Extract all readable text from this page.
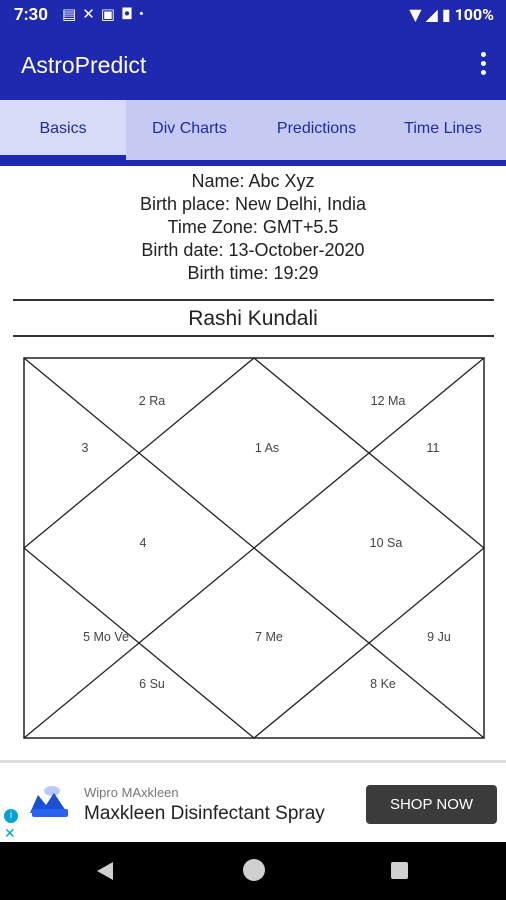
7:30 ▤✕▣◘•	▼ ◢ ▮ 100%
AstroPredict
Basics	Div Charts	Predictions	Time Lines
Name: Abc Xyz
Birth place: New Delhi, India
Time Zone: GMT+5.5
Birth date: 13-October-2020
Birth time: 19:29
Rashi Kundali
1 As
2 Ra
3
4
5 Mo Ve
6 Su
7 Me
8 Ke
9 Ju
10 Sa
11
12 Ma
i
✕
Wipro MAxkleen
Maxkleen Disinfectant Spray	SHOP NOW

######

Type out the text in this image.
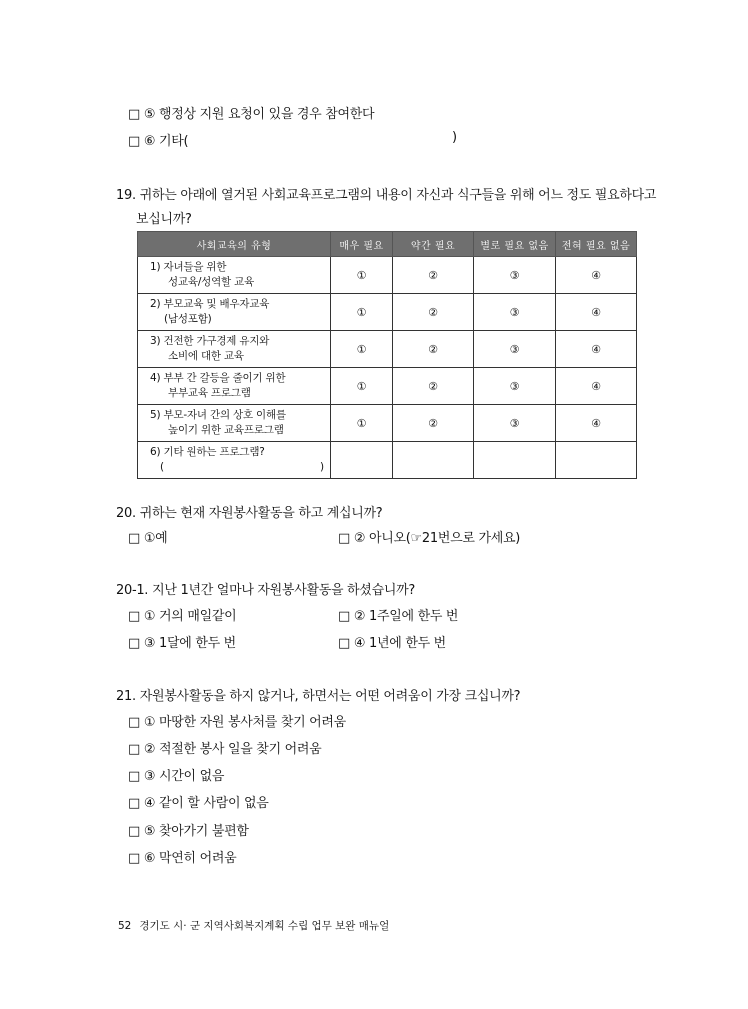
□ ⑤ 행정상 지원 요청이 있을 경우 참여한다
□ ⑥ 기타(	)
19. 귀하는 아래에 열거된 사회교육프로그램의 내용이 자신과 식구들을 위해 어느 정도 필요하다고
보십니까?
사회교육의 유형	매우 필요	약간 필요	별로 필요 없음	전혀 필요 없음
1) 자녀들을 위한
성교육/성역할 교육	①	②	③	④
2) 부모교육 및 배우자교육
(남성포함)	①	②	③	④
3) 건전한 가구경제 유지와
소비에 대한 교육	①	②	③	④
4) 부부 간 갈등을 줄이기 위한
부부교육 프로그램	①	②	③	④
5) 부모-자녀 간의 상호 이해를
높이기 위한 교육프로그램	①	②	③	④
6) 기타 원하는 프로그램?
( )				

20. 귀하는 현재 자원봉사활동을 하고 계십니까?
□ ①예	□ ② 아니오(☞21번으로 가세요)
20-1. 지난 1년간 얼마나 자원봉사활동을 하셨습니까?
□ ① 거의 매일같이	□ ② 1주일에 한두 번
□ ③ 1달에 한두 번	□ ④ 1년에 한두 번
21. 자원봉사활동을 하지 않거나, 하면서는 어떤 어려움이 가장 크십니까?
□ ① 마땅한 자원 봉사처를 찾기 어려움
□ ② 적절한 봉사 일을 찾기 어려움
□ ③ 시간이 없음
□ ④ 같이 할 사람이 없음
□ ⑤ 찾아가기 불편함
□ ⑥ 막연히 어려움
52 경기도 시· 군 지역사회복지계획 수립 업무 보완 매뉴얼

######

What you should do | Check each line above for the word "Birth" and copy the ones that have it.

Solution |
Birth place: New Delhi, India
Birth date: 13-October-2020
Birth time: 19:29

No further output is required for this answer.